- _Exercise task_:
Quote all entries in full, exactly.

<<<<

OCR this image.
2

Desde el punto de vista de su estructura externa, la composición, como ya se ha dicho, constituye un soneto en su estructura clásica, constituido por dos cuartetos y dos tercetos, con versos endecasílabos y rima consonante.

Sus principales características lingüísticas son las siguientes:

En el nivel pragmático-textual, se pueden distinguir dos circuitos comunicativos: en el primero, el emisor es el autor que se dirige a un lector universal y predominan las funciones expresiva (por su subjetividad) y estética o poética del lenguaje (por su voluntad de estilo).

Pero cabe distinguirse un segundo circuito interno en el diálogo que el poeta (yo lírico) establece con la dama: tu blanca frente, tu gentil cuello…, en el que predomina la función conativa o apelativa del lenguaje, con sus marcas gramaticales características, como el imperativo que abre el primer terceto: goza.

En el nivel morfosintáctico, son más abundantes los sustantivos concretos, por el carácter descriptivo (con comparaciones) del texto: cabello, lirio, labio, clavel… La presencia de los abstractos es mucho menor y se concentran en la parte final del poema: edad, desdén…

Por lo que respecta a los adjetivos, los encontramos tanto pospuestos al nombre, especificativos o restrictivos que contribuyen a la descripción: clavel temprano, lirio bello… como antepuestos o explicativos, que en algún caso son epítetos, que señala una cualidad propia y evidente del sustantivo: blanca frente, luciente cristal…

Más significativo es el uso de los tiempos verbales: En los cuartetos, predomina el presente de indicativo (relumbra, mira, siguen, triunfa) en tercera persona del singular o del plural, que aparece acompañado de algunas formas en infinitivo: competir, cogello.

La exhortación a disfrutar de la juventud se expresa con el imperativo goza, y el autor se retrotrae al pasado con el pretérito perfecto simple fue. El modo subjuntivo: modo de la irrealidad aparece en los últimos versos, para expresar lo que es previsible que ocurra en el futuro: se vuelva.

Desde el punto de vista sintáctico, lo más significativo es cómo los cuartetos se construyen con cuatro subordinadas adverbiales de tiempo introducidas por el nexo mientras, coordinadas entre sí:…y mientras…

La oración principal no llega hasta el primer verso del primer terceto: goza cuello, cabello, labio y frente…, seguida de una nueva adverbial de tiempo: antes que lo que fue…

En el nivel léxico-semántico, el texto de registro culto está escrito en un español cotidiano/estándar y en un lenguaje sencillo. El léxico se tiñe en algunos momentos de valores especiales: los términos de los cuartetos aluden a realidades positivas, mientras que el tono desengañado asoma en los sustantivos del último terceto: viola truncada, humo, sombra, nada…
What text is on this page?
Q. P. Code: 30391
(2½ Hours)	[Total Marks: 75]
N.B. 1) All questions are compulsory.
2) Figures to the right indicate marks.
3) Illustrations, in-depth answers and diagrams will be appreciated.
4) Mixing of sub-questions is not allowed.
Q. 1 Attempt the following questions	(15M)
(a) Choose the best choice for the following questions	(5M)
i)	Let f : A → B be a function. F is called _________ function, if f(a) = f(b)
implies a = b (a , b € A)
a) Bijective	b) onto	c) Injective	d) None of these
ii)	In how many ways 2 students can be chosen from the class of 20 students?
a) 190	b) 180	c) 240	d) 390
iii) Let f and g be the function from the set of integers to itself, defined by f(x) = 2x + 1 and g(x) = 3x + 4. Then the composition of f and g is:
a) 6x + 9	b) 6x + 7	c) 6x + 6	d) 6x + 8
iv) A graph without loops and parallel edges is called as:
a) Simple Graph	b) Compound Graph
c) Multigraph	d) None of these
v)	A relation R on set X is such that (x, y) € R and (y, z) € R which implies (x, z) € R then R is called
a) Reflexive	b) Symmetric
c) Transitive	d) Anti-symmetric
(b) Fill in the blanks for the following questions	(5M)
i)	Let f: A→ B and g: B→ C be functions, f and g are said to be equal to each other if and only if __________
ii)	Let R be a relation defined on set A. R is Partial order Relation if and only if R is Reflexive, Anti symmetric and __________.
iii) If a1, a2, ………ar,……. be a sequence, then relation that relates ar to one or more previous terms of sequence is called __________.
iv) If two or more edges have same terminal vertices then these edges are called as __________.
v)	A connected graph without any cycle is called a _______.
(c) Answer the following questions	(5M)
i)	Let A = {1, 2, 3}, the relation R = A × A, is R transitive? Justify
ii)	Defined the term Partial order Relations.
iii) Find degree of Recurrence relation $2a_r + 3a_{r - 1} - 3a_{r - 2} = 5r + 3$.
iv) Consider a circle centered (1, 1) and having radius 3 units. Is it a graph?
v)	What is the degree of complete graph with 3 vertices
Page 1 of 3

>>>>

- _Task output_:
OCR this image.
2

Desde el punto de vista de su estructura externa, la composición, como ya se ha dicho, constituye un soneto en su estructura clásica, constituido por dos cuartetos y dos tercetos, con versos endecasílabos y rima consonante.

Sus principales características lingüísticas son las siguientes:

En el nivel pragmático-textual, se pueden distinguir dos circuitos comunicativos: en el primero, el emisor es el autor que se dirige a un lector universal y predominan las funciones expresiva (por su subjetividad) y estética o poética del lenguaje (por su voluntad de estilo).

Pero cabe distinguirse un segundo circuito interno en el diálogo que el poeta (yo lírico) establece con la dama: tu blanca frente, tu gentil cuello…, en el que predomina la función conativa o apelativa del lenguaje, con sus marcas gramaticales características, como el imperativo que abre el primer terceto: goza.

En el nivel morfosintáctico, son más abundantes los sustantivos concretos, por el carácter descriptivo (con comparaciones) del texto: cabello, lirio, labio, clavel… La presencia de los abstractos es mucho menor y se concentran en la parte final del poema: edad, desdén…

Por lo que respecta a los adjetivos, los encontramos tanto pospuestos al nombre, especificativos o restrictivos que contribuyen a la descripción: clavel temprano, lirio bello… como antepuestos o explicativos, que en algún caso son epítetos, que señala una cualidad propia y evidente del sustantivo: blanca frente, luciente cristal…

Más significativo es el uso de los tiempos verbales: En los cuartetos, predomina el presente de indicativo (relumbra, mira, siguen, triunfa) en tercera persona del singular o del plural, que aparece acompañado de algunas formas en infinitivo: competir, cogello.

La exhortación a disfrutar de la juventud se expresa con el imperativo goza, y el autor se retrotrae al pasado con el pretérito perfecto simple fue. El modo subjuntivo: modo de la irrealidad aparece en los últimos versos, para expresar lo que es previsible que ocurra en el futuro: se vuelva.

Desde el punto de vista sintáctico, lo más significativo es cómo los cuartetos se construyen con cuatro subordinadas adverbiales de tiempo introducidas por el nexo mientras, coordinadas entre sí:…y mientras…

La oración principal no llega hasta el primer verso del primer terceto: goza cuello, cabello, labio y frente…, seguida de una nueva adverbial de tiempo: antes que lo que fue…

En el nivel léxico-semántico, el texto de registro culto está escrito en un español cotidiano/estándar y en un lenguaje sencillo. El léxico se tiñe en algunos momentos de valores especiales: los términos de los cuartetos aluden a realidades positivas, mientras que el tono desengañado asoma en los sustantivos del último terceto: viola truncada, humo, sombra, nada…
What text is on this page?
Q. P. Code: 30391
(2½ Hours)	[Total Marks: 75]
N.B. 1) All questions are compulsory.
2) Figures to the right indicate marks.
3) Illustrations, in-depth answers and diagrams will be appreciated.
4) Mixing of sub-questions is not allowed.
Q. 1 Attempt the following questions	(15M)
(a) Choose the best choice for the following questions	(5M)
i)	Let f : A → B be a function. F is called _________ function, if f(a) = f(b)
implies a = b (a , b € A)
a) Bijective	b) onto	c) Injective	d) None of these
ii)	In how many ways 2 students can be chosen from the class of 20 students?
a) 190	b) 180	c) 240	d) 390
iii) Let f and g be the function from the set of integers to itself, defined by f(x) = 2x + 1 and g(x) = 3x + 4. Then the composition of f and g is:
a) 6x + 9	b) 6x + 7	c) 6x + 6	d) 6x + 8
iv) A graph without loops and parallel edges is called as:
a) Simple Graph	b) Compound Graph
c) Multigraph	d) None of these
v)	A relation R on set X is such that (x, y) € R and (y, z) € R which implies (x, z) € R then R is called
a) Reflexive	b) Symmetric
c) Transitive	d) Anti-symmetric
(b) Fill in the blanks for the following questions	(5M)
i)	Let f: A→ B and g: B→ C be functions, f and g are said to be equal to each other if and only if __________
ii)	Let R be a relation defined on set A. R is Partial order Relation if and only if R is Reflexive, Anti symmetric and __________.
iii) If a1, a2, ………ar,……. be a sequence, then relation that relates ar to one or more previous terms of sequence is called __________.
iv) If two or more edges have same terminal vertices then these edges are called as __________.
v)	A connected graph without any cycle is called a _______.
(c) Answer the following questions	(5M)
i)	Let A = {1, 2, 3}, the relation R = A × A, is R transitive? Justify
ii)	Defined the term Partial order Relations.
iii) Find degree of Recurrence relation $2a_r + 3a_{r - 1} - 3a_{r - 2} = 5r + 3$.
iv) Consider a circle centered (1, 1) and having radius 3 units. Is it a graph?
v)	What is the degree of complete graph with 3 vertices
Page 1 of 3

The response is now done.